[Records to use]:
· · · ·

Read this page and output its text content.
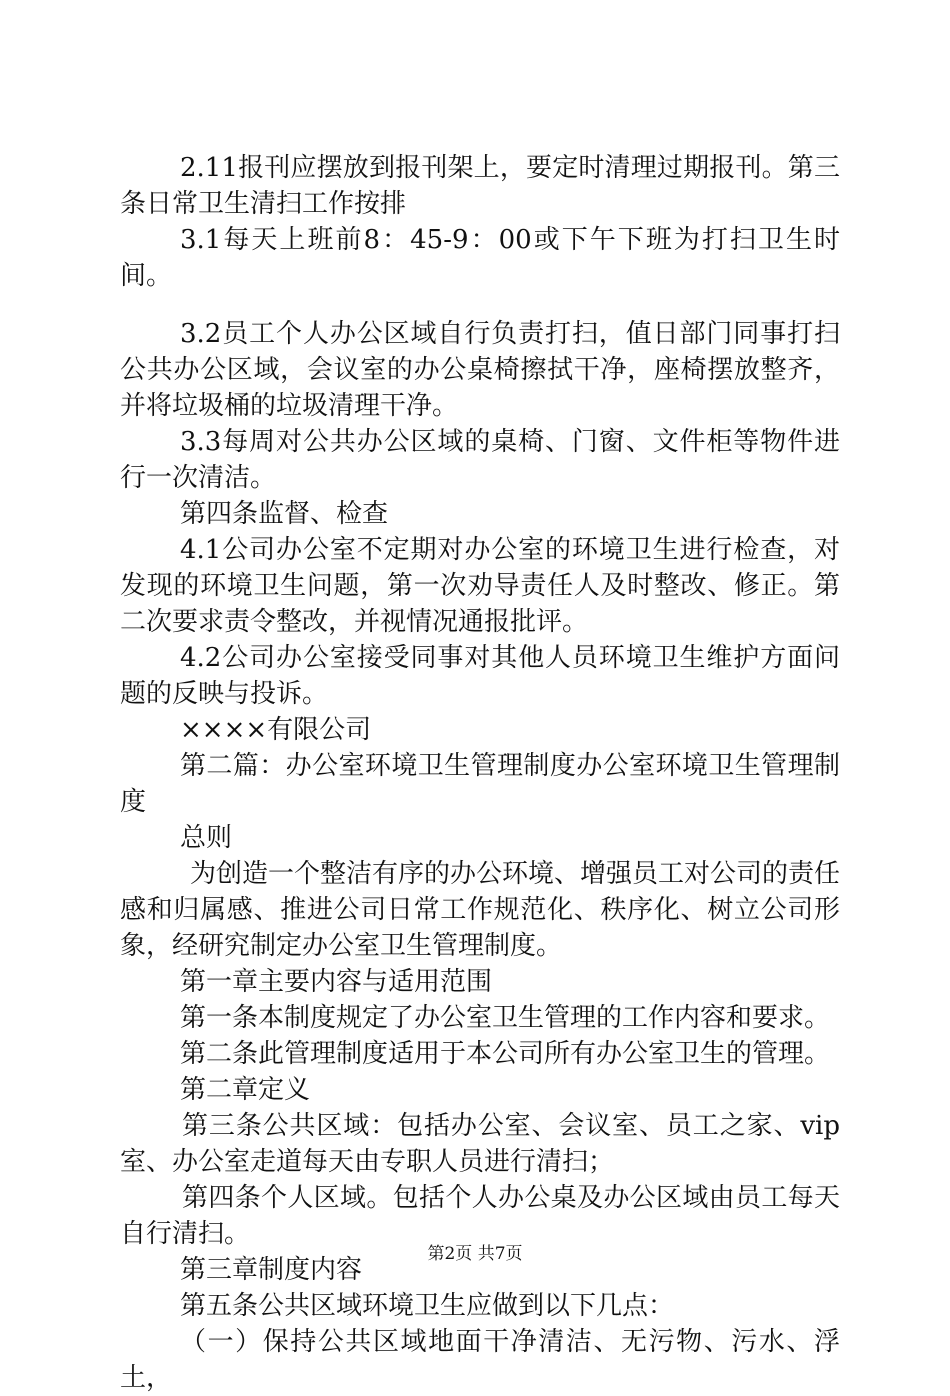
2.11报刊应摆放到报刊架上，要定时清理过期报刊。第三条日常卫生清扫工作按排

3.1每天上班前8：45-9：00或下午下班为打扫卫生时间。

3.2员工个人办公区域自行负责打扫，值日部门同事打扫公共办公区域，会议室的办公桌椅擦拭干净，座椅摆放整齐，并将垃圾桶的垃圾清理干净。

3.3每周对公共办公区域的桌椅、门窗、文件柜等物件进行一次清洁。

第四条监督、检查

4.1公司办公室不定期对办公室的环境卫生进行检查，对发现的环境卫生问题，第一次劝导责任人及时整改、修正。第二次要求责令整改，并视情况通报批评。

4.2公司办公室接受同事对其他人员环境卫生维护方面问题的反映与投诉。

××××有限公司

第二篇：办公室环境卫生管理制度办公室环境卫生管理制度

总则

为创造一个整洁有序的办公环境、增强员工对公司的责任感和归属感、推进公司日常工作规范化、秩序化、树立公司形象，经研究制定办公室卫生管理制度。

第一章主要内容与适用范围

第一条本制度规定了办公室卫生管理的工作内容和要求。

第二条此管理制度适用于本公司所有办公室卫生的管理。

第二章定义

第三条公共区域：包括办公室、会议室、员工之家、vip室、办公室走道每天由专职人员进行清扫；

第四条个人区域。包括个人办公桌及办公区域由员工每天自行清扫。

第三章制度内容

第五条公共区域环境卫生应做到以下几点：

（一）保持公共区域地面干净清洁、无污物、污水、浮土，

第2页 共7页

· · · ·

[Directions for this task]:
Can you retype every record above exactly, leaving out the pictures?

[Output]:
Read this page and output its text content.
2.11报刊应摆放到报刊架上，要定时清理过期报刊。第三条日常卫生清扫工作按排

3.1每天上班前8：45-9：00或下午下班为打扫卫生时间。

3.2员工个人办公区域自行负责打扫，值日部门同事打扫公共办公区域，会议室的办公桌椅擦拭干净，座椅摆放整齐，并将垃圾桶的垃圾清理干净。

3.3每周对公共办公区域的桌椅、门窗、文件柜等物件进行一次清洁。

第四条监督、检查

4.1公司办公室不定期对办公室的环境卫生进行检查，对发现的环境卫生问题，第一次劝导责任人及时整改、修正。第二次要求责令整改，并视情况通报批评。

4.2公司办公室接受同事对其他人员环境卫生维护方面问题的反映与投诉。

××××有限公司

第二篇：办公室环境卫生管理制度办公室环境卫生管理制度

总则

为创造一个整洁有序的办公环境、增强员工对公司的责任感和归属感、推进公司日常工作规范化、秩序化、树立公司形象，经研究制定办公室卫生管理制度。

第一章主要内容与适用范围

第一条本制度规定了办公室卫生管理的工作内容和要求。

第二条此管理制度适用于本公司所有办公室卫生的管理。

第二章定义

第三条公共区域：包括办公室、会议室、员工之家、vip室、办公室走道每天由专职人员进行清扫；

第四条个人区域。包括个人办公桌及办公区域由员工每天自行清扫。

第三章制度内容

第五条公共区域环境卫生应做到以下几点：

（一）保持公共区域地面干净清洁、无污物、污水、浮土，

第2页 共7页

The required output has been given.